Prompt | Of all the lines in the material below, how many include the string "dulcia"? Give the number only.

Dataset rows
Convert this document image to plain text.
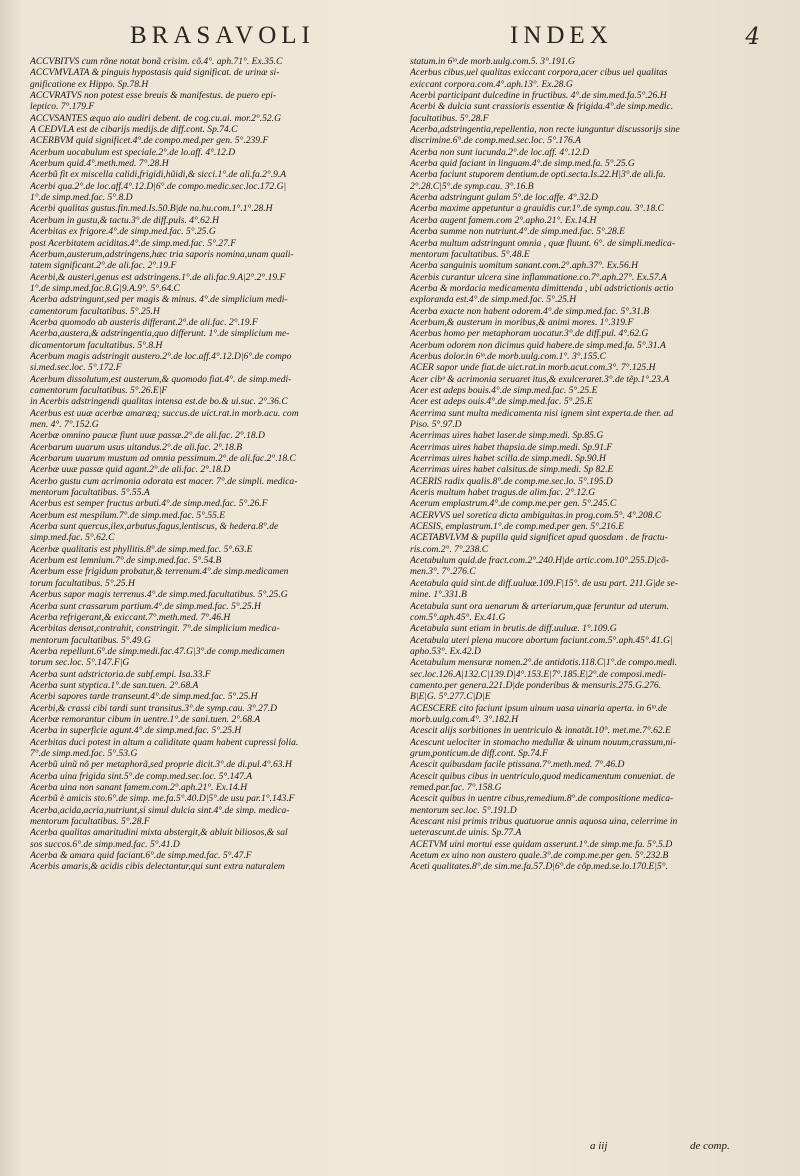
BRASAVOLI	INDEX	4
ACCVBITVS cum rõne notat bonã crisim. cõ.4°. aph.71°. Ex.35.C
ACCVMVLATA & pinguis hypostasis quid significat. de urinæ si-
gnificatione ex Hippo. Sp.78.H
ACCVRATVS non potest esse breuis & manifestus. de puero epi-
leptico. 7°.179.F
ACCVSANTES æquo aio audiri debent. de cog.cu.ai. mor.2°.52.G
A CEDVLA est de cibarijs medijs.de diff.cont. Sp.74.C
ACERBVM quid significet.4°.de compo.med.per gen. 5°.239.F
Acerbum uocabulum est speciale.2°.de lo.aff. 4°.12.D
Acerbum quid.4°.meth.med. 7°.28.H
Acerbũ fit ex miscella calidi,frigidi,hũidi,& sicci.1°.de ali.fa.2°.9.A
Acerbi qua.2°.de loc.aff.4°.12.D|6°.de compo.medic.sec.loc.172.G|
1°.de simp.med.fac. 5°.8.D
Acerbi qualitas gustus.fin.med.Is.50.B|de na.hu.com.1°.1°.28.H
Acerbum in gustu,& tactu.3°.de diff.puls. 4°.62.H
Acerbitas ex frigore.4°.de simp.med.fac. 5°.25.G
post Acerbitatem aciditas.4°.de simp.med.fac. 5°.27.F
Acerbum,austerum,adstringens,hæc tria saporis nomina,unam quali-
tatem significant.2°.de ali.fac. 2°.19.F
Acerbi,& austeri,genus est adstringens.1°.de ali.fac.9.A|2°.2°.19.F
1°.de simp.med.fac.8.G|9.A.9°. 5°.64.C
Acerba adstringunt,sed per magis & minus. 4°.de simplicium medi-
camentorum facultatibus. 5°.25.H
Acerba quomodo ab austeris differant.2°.de ali.fac. 2°.19.F
Acerba,austera,& adstringentia,quo differunt. 1°.de simplicium me-
dicamentorum facultatibus. 5°.8.H
Acerbum magis adstringit austero.2°.de loc.aff.4°.12.D|6°.de compo
si.med.sec.loc. 5°.172.F
Acerbum dissolutum,est austerum,& quomodo fiat.4°. de simp.medi-
camentorum facultatibus. 5°.26.E|F
in Acerbis adstringendi qualitas intensa est.de bo.& ui.suc. 2°.36.C
Acerbus est uuæ acerbæ amaræq; succus.de uict.rat.in morb.acu. com
men. 4°. 7°.152.G
Acerbæ omnino paucæ fiunt uuæ passæ.2°.de ali.fac. 2°.18.D
Acerbarum uuarum usus uitandus.2°.de ali.fac. 2°.18.B
Acerbarum uuarum mustum ad omnia pessimum.2°.de ali.fac.2°.18.C
Acerbæ uuæ passæ quid agant.2°.de ali.fac. 2°.18.D
Acerbo gustu cum acrimonia odorata est macer. 7°.de simpli. medica-
mentorum facultatibus. 5°.55.A
Acerbus est semper fructus arbuti.4°.de simp.med.fac. 5°.26.F
Acerbum est mespilum.7°.de simp.med.fac. 5°.55.E
Acerba sunt quercus,ilex,arbutus,fagus,lentiscus, & hedera.8°.de
simp.med.fac. 5°.62.C
Acerbæ qualitatis est phyllitis.8°.de simp.med.fac. 5°.63.E
Acerbum est lemnium.7°.de simp.med.fac. 5°.54.B
Acerbum esse frigidum probatur,& terrenum.4°.de simp.medicamen
torum facultatibus. 5°.25.H
Acerbus sapor magis terrenus.4°.de simp.med.facultatibus. 5°.25.G
Acerba sunt crassarum partium.4°.de simp.med.fac. 5°.25.H
Acerba refrigerant,& exiccant.7°.meth.med. 7°.46.H
Acerbitas densat,contrahit, constringit. 7°.de simplicium medica-
mentorum facultatibus. 5°.49.G
Acerba repellunt.6°.de simp.medi.fac.47.G|3°.de comp.medicamen
torum sec.loc. 5°.147.F|G
Acerba sunt adstrictoria.de subf.empi. Isa.33.F
Acerba sunt styptica.1°.de san.tuen. 2°.68.A
Acerbi sapores tarde transeunt.4°.de simp.med.fac. 5°.25.H
Acerbi,& crassi cibi tardi sunt transitus.3°.de symp.cau. 3°.27.D
Acerbæ remorantur cibum in uentre.1°.de sani.tuen. 2°.68.A
Acerba in superficie agunt.4°.de simp.med.fac. 5°.25.H
Acerbitas duci potest in altum a caliditate quam habent cupressi folia.
7°.de simp.med.fac. 5°.53.G
Acerbũ uinũ nõ per metaphorã,sed proprie dicit.3°.de di.pul.4°.63.H
Acerba uina frigida sint.5°.de comp.med.sec.loc. 5°.147.A
Acerba uina non sanant famem.com.2°.aph.21°. Ex.14.H
Acerbũ è amicis sto.6°.de simp. me.fa.5°.40.D|5°.de usu par.1°.143.F
Acerba,acida,acria,nutriunt,si simul dulcia sint.4°.de simp. medica-
mentorum facultatibus. 5°.28.F
Acerba qualitas amaritudini mixta abstergit,& abluit biliosos,& sal
sos succos.6°.de simp.med.fac. 5°.41.D
Acerba & amara quid faciant.6°.de simp.med.fac. 5°.47.F
Acerbis amaris,& acidis cibis delectantur,qui sunt extra naturalem
statum.in 6ᵗᵒ.de morb.uulg.com.5. 3°.191.G
Acerbus cibus,uel qualitas exiccant corpora,acer cibus uel qualitas
exiccant corpora.com.4°.aph.13°. Ex.28.G
Acerbi participant dulcedine in fructibus. 4°.de sim.med.fa.5°.26.H
Acerbi & dulcia sunt crassioris essentiæ & frigida.4°.de simp.medic.
facultatibus. 5°.28.F
Acerba,adstringentia,repellentia, non recte iunguntur discussorijs sine
discrimine.6°.de comp.med.sec.loc. 5°.176.A
Acerba non sunt iucunda.2°.de loc.aff. 4°.12.D
Acerba quid faciant in linguam.4°.de simp.med.fa. 5°.25.G
Acerba faciunt stuporem dentium.de opti.secta.Is.22.H|3°.de ali.fa.
2°.28.C|5°.de symp.cau. 3°.16.B
Acerba adstringunt gulam 5°.de loc.affe. 4°.32.D
Acerba maxime appetuntur a grauidis cur.1°.de symp.cau. 3°.18.C
Acerba augent famem.com 2°.apho.21°. Ex.14.H
Acerba summe non nutriunt.4°.de simp.med.fac. 5°.28.E
Acerba multum adstringunt omnia , quæ fluunt. 6°. de simpli.medica-
mentorum facultatibus. 5°.48.E
Acerba sanguinis uomitum sanant.com.2°.aph.37°. Ex.56.H
Acerbis curantur ulcera sine inflammatione.co.7°.aph.27°. Ex.57.A
Acerba & mordacia medicamenta dimittenda , ubi adstrictionis actio
exploranda est.4°.de simp.med.fac. 5°.25.H
Acerba exacte non habent odorem.4°.de simp.med.fac. 5°.31.B
Acerbum,& austerum in moribus,& animi mores. 1°.319.F
Acerbus homo per metaphoram uocatur.3°.de diff.pul. 4°.62.G
Acerbum odorem non dicimus quid habere.de simp.med.fa. 5°.31.A
Acerbus dolor.in 6ᵗᵒ.de morb.uulg.com.1°. 3°.155.C
ACER sapor unde fiat.de uict.rat.in morb.acut.com.3°. 7°.125.H
Acer cibᵒ & acrimonia seruaret itus,& exulceraret.3°.de tẽp.1°.23.A
Acer est adeps bouis.4°.de simp.med.fac. 5°.25.E
Acer est adeps ouis.4°.de simp.med.fac. 5°.25.E
Acerrima sunt multa medicamenta nisi ignem sint experta.de ther. ad
Piso. 5°.97.D
Acerrimas uires habet laser.de simp.medi. Sp.85.G
Acerrimas uires habet thapsia.de simp.medi. Sp.91.F
Acerrimas uires habet scilla.de simp.medi. Sp.90.H
Acerrimas uires habet calsitus.de simp.medi. Sp 82.E
ACERIS radix qualis.8°.de comp.me.sec.lo. 5°.195.D
Aceris multum habet tragus.de alim.fac. 2°.12.G
Acerum emplastrum.4°.de comp.me.per gen. 5°.245.C
ACERVVS uel soretica dicta ambiguitas.in prog.com.5°. 4°.208.C
ACESIS, emplastrum.1°.de comp.med.per gen. 5°.216.E
ACETABVLVM & pupilla quid significet apud quosdam . de fractu-
ris.com.2°. 7°.238.C
Acetabulum quid.de fract.com.2°.240.H|de artic.com.10°.255.D|cõ-
men.3°. 7°.276.C
Acetabula quid sint.de diff.uuluæ.109.F|15°. de usu part. 211.G|de se-
mine. 1°.331.B
Acetabula sunt ora uenarum & arteriarum,quæ feruntur ad uterum.
com.5°.aph.45°. Ex.41.G
Acetabula sunt etiam in brutis.de diff.uuluæ. 1°.109.G
Acetabula uteri plena mucore abortum faciunt.com.5°.aph.45°.41.G|
apho.53°. Ex.42.D
Acetabulum mensuræ nomen.2°.de antidotis.118.C|1°.de compo.medi.
sec.loc.126.A|132.C|139.D|4°.153.E|7°.185.E|2°.de composi.medi-
camento.per genera.221.D|de ponderibus & mensuris.275.G.276.
B|E|G. 5°.277.C|D|E
ACESCERE cito faciunt ipsum uinum uasa uinaria aperta. in 6ᵗᵒ.de
morb.uulg.com.4°. 3°.182.H
Acescit alijs sorbitiones in uentriculo & innatãt.10°. met.me.7°.62.E
Acescunt uelociter in stomacho medullæ & uinum nouum,crassum,ni-
grum,ponticum.de diff.cont. Sp.74.F
Acescit quibusdam facile ptissana.7°.meth.med. 7°.46.D
Acescit quibus cibus in uentriculo,quod medicamentum conueniat. de
remed.par.fac. 7°.158.G
Acescit quibus in uentre cibus,remedium.8°.de compositione medica-
mentorum sec.loc. 5°.191.D
Acescant nisi primis tribus quatuorue annis aquosa uina, celerrime in
ueterascunt.de uinis. Sp.77.A
ACETVM uini mortui esse quidam asserunt.1°.de simp.me.fa. 5°.5.D
Acetum ex uino non austero quale.3°.de comp.me.per gen. 5°.232.B
Aceti qualitates.8°.de sim.me.fa.57.D|6°.de cõp.med.se.lo.170.E|5°.
a iij	de comp.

Exercise answer | 2